Do this - Lines that contain "キーボードの変更" are to be counted; give only their number.

Extracted records -
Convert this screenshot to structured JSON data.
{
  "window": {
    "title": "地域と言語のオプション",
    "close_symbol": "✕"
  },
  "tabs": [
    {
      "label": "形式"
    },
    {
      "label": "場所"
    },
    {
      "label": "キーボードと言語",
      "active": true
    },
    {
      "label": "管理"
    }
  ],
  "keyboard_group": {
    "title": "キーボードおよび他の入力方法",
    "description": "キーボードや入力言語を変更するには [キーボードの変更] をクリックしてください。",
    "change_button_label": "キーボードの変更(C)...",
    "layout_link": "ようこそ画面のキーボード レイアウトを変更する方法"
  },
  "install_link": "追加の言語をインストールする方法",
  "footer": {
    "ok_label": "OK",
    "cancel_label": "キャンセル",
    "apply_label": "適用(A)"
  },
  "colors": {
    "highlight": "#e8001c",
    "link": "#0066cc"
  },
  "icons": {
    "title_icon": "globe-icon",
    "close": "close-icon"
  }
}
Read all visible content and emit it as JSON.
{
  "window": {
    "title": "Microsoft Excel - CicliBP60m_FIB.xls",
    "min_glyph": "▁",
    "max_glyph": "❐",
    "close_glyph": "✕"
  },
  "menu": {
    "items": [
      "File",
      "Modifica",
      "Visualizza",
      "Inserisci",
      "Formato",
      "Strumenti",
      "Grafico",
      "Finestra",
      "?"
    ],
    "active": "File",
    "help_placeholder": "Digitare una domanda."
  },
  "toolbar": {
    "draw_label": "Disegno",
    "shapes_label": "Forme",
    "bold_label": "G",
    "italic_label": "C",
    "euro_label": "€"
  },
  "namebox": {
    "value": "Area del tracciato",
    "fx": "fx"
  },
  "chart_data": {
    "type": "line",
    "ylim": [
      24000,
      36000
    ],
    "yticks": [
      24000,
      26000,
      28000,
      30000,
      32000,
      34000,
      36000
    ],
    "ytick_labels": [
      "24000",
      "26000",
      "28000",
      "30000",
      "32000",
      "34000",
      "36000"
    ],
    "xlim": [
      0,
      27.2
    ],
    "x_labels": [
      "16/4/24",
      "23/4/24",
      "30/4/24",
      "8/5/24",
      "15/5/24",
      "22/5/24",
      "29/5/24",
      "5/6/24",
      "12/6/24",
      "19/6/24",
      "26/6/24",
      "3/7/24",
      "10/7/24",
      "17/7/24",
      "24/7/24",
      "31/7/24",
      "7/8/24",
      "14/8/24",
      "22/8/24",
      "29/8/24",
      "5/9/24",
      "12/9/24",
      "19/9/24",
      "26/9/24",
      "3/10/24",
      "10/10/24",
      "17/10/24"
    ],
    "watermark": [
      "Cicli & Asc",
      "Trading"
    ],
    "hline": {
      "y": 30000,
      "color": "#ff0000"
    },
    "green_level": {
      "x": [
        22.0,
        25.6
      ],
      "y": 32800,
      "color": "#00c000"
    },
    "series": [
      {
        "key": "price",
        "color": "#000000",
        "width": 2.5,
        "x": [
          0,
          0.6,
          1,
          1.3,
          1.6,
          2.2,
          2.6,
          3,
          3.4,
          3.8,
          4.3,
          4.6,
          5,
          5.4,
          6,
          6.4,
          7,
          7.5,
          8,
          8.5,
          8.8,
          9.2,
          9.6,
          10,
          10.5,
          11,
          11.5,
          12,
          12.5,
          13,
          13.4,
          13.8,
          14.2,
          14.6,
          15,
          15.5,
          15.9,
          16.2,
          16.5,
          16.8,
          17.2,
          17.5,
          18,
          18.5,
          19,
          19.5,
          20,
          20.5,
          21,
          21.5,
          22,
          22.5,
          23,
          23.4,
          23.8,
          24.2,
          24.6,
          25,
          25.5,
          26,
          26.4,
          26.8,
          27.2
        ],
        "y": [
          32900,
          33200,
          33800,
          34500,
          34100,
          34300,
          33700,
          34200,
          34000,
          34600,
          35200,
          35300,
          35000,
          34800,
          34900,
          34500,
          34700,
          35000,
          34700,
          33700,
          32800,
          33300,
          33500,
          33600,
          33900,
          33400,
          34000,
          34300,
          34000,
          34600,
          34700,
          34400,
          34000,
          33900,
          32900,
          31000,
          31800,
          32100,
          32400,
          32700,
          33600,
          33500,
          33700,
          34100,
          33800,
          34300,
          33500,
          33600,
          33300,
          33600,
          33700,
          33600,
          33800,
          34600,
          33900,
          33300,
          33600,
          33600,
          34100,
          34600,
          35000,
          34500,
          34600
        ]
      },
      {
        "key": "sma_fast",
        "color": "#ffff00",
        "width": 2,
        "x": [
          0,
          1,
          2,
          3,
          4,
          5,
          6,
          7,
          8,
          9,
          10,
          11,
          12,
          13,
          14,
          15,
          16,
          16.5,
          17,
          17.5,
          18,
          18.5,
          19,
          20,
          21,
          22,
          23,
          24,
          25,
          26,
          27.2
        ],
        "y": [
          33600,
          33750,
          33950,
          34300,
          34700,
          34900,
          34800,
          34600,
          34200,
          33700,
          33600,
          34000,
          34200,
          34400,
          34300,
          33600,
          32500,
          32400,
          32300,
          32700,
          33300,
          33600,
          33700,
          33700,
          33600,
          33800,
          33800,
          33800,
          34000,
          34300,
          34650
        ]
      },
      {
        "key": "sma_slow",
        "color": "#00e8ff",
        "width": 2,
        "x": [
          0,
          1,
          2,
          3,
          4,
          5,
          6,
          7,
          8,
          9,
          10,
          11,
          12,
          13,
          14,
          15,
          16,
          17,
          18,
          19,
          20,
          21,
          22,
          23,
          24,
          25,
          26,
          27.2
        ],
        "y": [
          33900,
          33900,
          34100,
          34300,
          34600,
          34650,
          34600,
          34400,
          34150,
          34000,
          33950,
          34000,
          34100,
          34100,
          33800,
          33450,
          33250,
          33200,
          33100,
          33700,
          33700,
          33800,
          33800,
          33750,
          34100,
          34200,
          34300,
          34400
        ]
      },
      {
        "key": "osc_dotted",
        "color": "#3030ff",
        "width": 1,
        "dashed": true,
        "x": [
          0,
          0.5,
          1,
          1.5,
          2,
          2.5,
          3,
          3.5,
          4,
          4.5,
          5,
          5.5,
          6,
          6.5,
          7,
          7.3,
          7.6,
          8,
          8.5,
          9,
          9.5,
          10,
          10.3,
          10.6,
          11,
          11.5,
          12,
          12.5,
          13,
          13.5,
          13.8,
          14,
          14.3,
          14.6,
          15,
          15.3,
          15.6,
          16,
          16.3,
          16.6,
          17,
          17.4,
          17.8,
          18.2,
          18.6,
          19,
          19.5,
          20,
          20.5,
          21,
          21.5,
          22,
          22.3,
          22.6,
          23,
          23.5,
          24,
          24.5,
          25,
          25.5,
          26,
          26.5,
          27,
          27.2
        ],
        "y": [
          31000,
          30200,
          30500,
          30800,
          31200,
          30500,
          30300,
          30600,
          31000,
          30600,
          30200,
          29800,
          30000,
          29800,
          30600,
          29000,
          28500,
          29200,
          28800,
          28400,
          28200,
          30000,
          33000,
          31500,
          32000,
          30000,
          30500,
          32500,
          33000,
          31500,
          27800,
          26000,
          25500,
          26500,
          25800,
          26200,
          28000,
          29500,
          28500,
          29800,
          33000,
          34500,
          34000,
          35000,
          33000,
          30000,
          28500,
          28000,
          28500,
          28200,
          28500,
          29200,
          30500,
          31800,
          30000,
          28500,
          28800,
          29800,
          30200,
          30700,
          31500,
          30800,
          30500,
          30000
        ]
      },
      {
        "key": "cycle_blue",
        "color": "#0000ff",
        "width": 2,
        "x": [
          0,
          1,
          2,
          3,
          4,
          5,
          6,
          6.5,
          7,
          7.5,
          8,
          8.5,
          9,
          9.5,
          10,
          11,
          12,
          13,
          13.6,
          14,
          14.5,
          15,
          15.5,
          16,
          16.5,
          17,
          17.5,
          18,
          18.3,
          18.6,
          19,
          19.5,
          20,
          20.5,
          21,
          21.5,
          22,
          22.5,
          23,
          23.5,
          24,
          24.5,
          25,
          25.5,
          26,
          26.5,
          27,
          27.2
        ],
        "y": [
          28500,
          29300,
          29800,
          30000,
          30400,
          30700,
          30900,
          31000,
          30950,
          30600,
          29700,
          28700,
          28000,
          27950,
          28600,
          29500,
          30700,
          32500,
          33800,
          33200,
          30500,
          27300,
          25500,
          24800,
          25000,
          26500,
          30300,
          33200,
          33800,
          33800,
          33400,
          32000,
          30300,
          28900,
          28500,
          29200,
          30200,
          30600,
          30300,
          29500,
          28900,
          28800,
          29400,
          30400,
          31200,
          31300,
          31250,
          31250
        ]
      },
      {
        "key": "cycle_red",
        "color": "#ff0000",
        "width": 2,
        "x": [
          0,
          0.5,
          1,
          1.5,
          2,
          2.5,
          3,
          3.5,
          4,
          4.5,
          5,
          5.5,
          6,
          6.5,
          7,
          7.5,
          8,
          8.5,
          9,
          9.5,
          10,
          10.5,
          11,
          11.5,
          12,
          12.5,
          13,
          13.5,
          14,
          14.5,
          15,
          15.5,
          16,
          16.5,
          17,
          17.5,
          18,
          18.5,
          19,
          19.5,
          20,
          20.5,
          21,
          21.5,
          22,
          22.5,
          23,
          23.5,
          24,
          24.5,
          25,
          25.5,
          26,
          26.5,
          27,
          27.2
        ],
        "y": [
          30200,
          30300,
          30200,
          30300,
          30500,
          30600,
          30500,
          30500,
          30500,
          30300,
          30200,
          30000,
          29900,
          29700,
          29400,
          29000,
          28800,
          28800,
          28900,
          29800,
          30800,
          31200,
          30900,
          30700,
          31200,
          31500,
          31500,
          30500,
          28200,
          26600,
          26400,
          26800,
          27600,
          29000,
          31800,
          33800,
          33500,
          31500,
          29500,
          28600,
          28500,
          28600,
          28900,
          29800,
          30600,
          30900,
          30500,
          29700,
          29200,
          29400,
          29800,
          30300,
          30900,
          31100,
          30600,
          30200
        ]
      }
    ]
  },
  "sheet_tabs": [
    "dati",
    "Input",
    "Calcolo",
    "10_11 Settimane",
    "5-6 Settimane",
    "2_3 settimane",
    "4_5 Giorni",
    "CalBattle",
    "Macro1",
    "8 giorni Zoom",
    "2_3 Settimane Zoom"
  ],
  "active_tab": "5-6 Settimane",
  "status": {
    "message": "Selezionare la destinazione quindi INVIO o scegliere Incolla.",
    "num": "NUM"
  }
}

Answer to the exercise - 2